Requirements: Look through the records below and collect all lines that hold the string "document".

**** Information provided

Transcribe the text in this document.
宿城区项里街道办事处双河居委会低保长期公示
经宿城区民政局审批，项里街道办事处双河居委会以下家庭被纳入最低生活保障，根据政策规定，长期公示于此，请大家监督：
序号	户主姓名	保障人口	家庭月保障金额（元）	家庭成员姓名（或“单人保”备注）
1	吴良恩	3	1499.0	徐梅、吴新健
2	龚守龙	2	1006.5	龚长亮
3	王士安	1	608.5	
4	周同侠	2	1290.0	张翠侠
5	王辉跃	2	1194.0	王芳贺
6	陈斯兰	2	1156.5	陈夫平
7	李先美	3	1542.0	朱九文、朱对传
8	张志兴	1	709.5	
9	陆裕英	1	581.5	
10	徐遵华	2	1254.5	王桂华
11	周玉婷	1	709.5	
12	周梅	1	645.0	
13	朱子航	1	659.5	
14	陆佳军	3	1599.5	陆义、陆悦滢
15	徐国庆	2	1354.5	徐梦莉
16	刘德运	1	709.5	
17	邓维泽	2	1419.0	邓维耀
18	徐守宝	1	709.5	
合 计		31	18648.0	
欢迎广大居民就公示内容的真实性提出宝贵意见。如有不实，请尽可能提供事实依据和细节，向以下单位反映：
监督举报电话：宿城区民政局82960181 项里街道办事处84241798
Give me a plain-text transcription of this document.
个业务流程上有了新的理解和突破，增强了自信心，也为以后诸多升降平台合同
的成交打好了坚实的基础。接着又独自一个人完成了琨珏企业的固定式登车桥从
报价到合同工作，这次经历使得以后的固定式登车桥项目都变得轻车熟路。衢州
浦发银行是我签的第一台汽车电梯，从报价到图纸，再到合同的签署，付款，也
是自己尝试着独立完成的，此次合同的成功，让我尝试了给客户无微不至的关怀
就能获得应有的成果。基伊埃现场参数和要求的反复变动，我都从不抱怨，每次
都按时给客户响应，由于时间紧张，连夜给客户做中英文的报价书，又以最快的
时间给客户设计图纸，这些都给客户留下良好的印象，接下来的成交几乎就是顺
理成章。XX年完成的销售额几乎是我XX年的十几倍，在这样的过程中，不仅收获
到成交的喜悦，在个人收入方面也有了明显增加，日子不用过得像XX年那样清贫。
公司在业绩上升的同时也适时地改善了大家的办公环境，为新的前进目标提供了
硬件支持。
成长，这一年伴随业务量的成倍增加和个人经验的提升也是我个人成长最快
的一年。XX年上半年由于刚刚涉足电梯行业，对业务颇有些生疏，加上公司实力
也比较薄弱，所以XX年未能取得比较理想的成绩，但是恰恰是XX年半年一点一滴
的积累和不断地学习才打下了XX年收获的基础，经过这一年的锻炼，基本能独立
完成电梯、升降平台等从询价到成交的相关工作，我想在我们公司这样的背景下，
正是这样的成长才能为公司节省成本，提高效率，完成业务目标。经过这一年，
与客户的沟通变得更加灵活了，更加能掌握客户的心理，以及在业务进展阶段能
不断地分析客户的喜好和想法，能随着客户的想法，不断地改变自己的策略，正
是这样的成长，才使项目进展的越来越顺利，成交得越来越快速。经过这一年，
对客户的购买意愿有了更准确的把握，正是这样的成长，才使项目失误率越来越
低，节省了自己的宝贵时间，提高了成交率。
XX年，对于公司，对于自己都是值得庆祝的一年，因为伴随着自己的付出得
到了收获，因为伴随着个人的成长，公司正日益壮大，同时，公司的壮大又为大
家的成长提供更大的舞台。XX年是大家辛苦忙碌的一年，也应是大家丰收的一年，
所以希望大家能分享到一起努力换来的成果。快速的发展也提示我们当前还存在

********

Task response:
Transcribe the text in this document.
Give me a plain-text transcription of this document.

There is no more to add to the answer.